___ RECORDS FOR THIS TASK

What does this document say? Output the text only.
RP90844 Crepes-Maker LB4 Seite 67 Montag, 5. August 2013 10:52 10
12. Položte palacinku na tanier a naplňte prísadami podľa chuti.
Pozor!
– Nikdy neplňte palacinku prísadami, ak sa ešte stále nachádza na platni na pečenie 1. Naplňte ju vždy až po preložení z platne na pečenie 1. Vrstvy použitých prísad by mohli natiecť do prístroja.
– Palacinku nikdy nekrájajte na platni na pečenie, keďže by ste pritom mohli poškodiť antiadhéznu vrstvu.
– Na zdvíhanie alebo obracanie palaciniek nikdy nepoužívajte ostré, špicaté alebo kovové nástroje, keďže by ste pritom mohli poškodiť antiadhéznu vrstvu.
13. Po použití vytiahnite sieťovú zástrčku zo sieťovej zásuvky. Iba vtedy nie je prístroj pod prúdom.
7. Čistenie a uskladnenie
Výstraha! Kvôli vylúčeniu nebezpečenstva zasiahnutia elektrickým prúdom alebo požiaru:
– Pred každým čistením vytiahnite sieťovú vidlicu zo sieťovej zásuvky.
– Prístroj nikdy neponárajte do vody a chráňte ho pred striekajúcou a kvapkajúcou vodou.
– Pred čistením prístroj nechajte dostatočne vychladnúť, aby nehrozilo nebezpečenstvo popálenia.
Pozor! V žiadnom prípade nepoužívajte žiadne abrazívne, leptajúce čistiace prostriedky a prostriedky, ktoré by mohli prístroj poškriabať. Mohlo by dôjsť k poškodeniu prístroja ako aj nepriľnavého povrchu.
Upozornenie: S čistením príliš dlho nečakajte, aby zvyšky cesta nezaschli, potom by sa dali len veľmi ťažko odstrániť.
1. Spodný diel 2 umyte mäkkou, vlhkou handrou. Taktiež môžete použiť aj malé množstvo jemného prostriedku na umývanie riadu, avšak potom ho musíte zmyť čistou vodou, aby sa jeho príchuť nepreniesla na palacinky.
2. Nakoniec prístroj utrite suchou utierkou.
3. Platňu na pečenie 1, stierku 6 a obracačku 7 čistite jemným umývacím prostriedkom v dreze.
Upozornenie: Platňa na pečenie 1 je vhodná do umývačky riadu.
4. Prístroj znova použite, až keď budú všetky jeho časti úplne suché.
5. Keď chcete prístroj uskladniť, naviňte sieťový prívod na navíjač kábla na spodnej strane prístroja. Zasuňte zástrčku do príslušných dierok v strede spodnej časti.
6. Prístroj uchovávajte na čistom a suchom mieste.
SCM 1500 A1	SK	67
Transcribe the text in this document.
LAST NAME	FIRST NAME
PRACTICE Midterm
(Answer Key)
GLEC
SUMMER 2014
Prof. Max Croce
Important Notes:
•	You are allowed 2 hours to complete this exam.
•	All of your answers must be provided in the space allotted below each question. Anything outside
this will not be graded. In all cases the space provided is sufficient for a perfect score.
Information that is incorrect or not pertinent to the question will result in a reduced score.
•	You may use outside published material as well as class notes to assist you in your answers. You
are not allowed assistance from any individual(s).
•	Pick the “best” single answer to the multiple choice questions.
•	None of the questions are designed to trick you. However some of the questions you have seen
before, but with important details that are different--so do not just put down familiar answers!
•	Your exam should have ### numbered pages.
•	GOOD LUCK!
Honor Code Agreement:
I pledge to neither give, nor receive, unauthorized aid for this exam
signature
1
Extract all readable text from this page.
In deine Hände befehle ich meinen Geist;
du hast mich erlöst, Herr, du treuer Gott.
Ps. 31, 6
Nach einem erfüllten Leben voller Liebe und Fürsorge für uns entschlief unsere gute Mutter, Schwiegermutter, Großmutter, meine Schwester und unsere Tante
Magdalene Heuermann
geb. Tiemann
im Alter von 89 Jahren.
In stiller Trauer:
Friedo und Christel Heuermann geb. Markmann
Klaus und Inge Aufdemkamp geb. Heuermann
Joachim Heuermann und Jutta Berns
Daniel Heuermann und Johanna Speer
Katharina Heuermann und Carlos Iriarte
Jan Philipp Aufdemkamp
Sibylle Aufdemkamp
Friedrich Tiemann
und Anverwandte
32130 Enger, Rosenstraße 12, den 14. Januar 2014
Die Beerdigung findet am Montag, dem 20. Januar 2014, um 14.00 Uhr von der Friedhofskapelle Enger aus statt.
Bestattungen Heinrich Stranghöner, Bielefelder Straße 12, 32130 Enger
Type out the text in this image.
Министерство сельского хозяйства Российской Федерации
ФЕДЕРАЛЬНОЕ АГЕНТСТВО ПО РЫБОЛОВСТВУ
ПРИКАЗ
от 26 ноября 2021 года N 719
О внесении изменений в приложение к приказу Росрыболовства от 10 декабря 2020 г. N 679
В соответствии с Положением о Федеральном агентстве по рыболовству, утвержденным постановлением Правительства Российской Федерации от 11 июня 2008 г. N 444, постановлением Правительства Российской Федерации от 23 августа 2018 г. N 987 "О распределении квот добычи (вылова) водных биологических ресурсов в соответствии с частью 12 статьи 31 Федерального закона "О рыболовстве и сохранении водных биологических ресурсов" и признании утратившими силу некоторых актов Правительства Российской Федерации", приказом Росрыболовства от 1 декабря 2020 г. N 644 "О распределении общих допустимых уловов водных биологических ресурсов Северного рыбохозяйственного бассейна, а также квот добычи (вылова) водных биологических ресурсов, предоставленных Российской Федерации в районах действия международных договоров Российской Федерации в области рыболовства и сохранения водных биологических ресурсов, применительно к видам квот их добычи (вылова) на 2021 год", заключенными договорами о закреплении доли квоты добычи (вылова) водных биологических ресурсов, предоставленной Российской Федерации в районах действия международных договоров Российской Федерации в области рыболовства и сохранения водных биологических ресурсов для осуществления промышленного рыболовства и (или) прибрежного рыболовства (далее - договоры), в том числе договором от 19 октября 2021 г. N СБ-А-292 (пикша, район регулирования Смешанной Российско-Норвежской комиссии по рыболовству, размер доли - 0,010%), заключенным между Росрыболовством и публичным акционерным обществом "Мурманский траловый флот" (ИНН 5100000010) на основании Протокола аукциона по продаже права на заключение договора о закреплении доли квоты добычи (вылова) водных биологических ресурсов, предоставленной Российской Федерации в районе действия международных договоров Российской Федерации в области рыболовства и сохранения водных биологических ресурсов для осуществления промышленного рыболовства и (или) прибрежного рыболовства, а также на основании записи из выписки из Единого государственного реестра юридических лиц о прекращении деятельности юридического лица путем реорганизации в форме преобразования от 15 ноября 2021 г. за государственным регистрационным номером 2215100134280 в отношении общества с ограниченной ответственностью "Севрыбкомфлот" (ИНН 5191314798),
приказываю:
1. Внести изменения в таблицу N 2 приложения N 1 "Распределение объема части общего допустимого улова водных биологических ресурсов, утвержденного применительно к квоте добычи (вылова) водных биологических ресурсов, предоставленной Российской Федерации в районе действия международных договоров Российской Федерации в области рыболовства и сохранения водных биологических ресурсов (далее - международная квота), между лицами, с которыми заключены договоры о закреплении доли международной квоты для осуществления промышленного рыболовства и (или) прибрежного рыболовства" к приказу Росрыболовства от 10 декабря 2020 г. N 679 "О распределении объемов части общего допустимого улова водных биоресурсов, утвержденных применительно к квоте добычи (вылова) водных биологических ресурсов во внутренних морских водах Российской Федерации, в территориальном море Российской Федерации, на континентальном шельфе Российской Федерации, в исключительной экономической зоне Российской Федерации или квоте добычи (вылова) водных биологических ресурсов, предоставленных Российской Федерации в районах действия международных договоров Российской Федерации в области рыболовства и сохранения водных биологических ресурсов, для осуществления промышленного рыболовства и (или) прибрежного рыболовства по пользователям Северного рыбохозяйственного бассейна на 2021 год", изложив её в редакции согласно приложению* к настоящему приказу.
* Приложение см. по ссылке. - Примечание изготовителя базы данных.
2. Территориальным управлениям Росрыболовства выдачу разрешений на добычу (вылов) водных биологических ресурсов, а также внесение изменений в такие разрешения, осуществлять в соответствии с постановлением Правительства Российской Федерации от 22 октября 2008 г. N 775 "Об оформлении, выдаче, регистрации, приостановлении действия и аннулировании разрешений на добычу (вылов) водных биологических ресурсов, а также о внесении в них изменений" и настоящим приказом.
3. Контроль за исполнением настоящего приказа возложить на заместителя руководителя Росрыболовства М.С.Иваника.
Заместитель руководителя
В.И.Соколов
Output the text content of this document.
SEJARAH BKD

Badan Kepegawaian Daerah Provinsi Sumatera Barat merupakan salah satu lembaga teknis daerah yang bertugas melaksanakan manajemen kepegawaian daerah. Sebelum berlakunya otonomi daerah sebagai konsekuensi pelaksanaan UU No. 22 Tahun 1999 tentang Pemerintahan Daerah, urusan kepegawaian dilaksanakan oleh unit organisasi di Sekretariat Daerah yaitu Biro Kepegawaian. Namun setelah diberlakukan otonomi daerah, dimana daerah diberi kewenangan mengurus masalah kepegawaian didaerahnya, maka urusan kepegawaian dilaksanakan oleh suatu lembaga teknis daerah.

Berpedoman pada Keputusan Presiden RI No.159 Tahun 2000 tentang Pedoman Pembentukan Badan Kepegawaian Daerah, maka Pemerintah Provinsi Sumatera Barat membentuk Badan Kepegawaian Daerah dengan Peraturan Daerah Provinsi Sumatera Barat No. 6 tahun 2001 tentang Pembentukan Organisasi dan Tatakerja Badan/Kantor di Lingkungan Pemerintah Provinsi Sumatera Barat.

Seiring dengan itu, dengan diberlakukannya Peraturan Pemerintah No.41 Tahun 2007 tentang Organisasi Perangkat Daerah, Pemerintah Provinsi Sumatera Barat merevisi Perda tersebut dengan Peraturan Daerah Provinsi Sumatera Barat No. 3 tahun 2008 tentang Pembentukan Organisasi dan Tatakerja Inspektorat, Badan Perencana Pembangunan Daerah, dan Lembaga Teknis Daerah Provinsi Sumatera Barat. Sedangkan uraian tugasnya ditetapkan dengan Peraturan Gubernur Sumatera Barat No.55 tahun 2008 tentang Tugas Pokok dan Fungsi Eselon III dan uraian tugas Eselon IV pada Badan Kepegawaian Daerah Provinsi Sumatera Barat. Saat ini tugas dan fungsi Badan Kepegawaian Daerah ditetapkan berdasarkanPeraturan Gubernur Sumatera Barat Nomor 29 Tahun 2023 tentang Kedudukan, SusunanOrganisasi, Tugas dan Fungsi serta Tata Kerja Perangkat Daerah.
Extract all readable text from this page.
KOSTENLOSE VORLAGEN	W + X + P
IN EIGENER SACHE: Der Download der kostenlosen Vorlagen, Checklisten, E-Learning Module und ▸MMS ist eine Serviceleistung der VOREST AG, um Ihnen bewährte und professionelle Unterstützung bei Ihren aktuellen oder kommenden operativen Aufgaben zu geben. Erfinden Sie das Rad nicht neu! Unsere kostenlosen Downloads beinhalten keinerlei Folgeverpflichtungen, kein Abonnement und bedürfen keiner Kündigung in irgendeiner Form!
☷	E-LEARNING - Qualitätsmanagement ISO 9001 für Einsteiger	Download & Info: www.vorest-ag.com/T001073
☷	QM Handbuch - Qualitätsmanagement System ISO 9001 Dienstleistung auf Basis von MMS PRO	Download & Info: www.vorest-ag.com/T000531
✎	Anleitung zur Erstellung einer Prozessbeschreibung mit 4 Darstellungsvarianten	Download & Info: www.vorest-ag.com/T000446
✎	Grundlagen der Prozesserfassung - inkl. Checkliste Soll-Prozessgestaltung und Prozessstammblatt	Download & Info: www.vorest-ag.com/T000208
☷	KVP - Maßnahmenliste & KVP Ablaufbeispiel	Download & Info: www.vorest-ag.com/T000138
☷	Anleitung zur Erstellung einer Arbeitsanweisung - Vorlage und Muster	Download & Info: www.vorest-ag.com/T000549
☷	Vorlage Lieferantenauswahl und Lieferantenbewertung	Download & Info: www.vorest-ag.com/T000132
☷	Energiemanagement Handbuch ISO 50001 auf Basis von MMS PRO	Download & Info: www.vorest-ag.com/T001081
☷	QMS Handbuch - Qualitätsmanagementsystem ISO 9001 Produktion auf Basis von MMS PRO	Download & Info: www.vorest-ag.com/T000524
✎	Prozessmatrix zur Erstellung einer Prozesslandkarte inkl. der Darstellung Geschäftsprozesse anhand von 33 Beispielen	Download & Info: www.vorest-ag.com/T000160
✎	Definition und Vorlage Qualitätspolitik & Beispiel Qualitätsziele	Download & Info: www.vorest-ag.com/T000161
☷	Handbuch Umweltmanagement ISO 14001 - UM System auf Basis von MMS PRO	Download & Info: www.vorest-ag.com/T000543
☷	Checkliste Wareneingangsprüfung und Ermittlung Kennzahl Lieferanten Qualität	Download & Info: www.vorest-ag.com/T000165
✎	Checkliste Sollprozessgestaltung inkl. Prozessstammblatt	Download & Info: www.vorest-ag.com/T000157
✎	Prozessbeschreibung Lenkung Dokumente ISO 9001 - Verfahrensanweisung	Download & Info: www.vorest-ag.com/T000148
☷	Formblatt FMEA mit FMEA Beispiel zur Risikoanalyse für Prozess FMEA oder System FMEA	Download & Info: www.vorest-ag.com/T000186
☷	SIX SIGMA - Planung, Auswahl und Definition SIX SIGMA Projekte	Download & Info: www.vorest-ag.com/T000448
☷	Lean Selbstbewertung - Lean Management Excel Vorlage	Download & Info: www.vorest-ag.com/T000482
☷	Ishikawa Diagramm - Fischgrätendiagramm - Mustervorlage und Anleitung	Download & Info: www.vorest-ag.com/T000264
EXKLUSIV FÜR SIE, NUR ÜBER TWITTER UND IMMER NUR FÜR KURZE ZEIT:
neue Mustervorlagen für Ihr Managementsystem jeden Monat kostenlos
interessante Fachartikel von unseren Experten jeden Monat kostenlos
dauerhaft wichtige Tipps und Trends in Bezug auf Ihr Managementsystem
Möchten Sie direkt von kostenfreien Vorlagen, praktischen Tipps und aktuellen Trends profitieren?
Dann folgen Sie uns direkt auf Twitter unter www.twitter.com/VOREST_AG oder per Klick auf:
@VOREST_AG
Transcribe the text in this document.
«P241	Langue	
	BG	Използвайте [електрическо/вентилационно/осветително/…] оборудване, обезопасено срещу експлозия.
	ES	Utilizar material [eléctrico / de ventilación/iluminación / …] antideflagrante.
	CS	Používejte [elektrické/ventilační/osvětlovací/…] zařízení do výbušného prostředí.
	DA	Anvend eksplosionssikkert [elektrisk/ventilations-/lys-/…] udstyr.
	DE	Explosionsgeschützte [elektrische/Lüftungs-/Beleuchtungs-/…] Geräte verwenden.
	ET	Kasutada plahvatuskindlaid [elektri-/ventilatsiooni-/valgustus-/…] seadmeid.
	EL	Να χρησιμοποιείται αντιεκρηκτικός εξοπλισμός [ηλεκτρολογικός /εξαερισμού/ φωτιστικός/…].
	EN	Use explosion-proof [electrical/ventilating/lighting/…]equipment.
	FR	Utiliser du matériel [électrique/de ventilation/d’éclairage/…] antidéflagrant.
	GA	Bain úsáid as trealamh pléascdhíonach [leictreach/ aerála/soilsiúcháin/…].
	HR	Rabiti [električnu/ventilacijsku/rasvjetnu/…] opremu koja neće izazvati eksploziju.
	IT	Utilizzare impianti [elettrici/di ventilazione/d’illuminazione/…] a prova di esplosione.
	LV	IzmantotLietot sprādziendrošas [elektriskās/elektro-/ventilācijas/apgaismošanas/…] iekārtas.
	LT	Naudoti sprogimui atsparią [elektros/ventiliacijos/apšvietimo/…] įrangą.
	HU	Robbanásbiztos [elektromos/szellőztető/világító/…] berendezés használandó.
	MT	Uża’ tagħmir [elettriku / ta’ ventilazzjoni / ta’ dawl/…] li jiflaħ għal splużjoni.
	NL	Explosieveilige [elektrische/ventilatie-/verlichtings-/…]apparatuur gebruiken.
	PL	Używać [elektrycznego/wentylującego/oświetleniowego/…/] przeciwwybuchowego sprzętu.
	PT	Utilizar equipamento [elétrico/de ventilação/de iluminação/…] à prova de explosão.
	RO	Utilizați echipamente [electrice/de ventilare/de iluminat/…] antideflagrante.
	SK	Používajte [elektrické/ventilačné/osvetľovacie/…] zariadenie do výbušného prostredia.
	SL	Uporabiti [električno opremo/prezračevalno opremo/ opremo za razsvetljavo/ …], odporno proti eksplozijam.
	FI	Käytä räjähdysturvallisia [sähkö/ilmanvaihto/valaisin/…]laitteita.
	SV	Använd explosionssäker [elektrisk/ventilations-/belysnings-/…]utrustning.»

______

- STATED TASK: Each line in the material either holds the string "Prozessstammblatt" or does not. State how many do, and nothing else.

- FINAL ANSWER: 2